▶ Task details
Leave the pictures out and print every record below exactly as it stands.

[Figure content listings]
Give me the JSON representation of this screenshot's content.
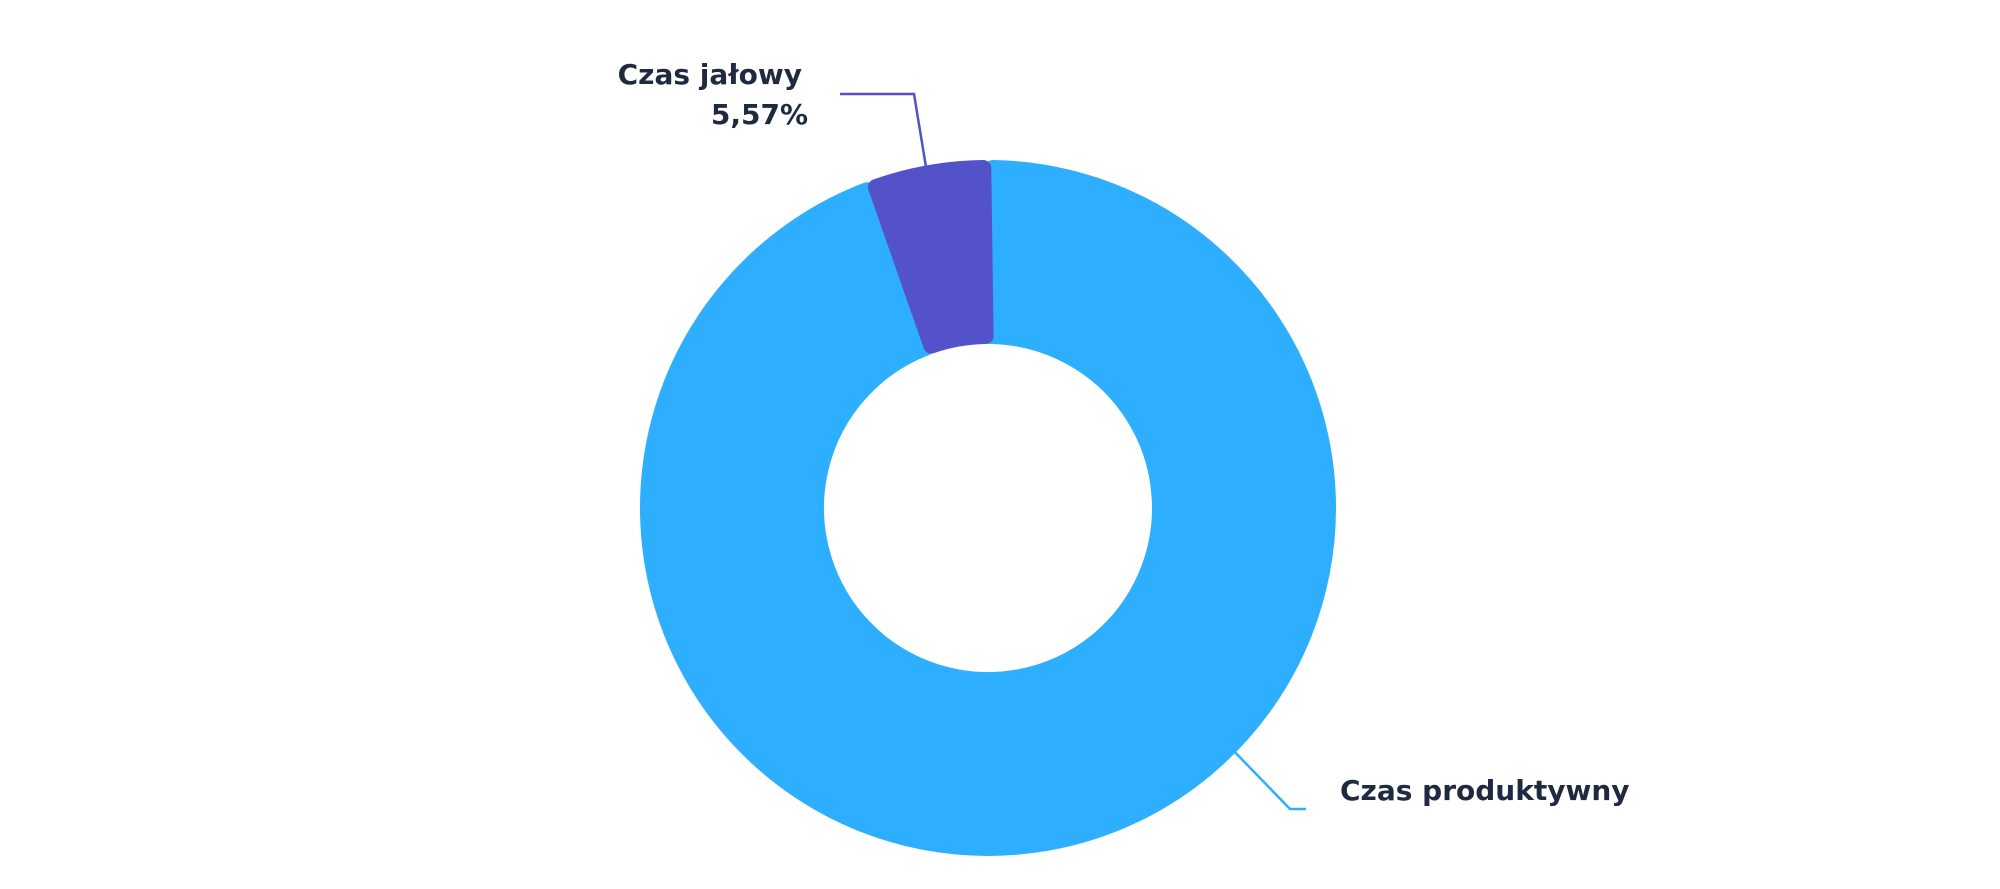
{
  "chart_data": {
    "type": "pie",
    "variant": "donut",
    "title": "",
    "legend": "none",
    "slices": [
      {
        "name": "Czas produktywny",
        "value": 94.43,
        "value_label": "",
        "color": "#2DAEFF"
      },
      {
        "name": "Czas jałowy",
        "value": 5.57,
        "value_label": "5,57%",
        "color": "#5352C8"
      }
    ]
  }
}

▶ Finished answer
Give me the JSON representation of this screenshot's content.
{
  "chart_data": {
    "type": "pie",
    "variant": "donut",
    "title": "",
    "legend": "none",
    "slices": [
      {
        "name": "Czas produktywny",
        "value": 94.43,
        "value_label": "",
        "color": "#2DAEFF"
      },
      {
        "name": "Czas jałowy",
        "value": 5.57,
        "value_label": "5,57%",
        "color": "#5352C8"
      }
    ]
  }
}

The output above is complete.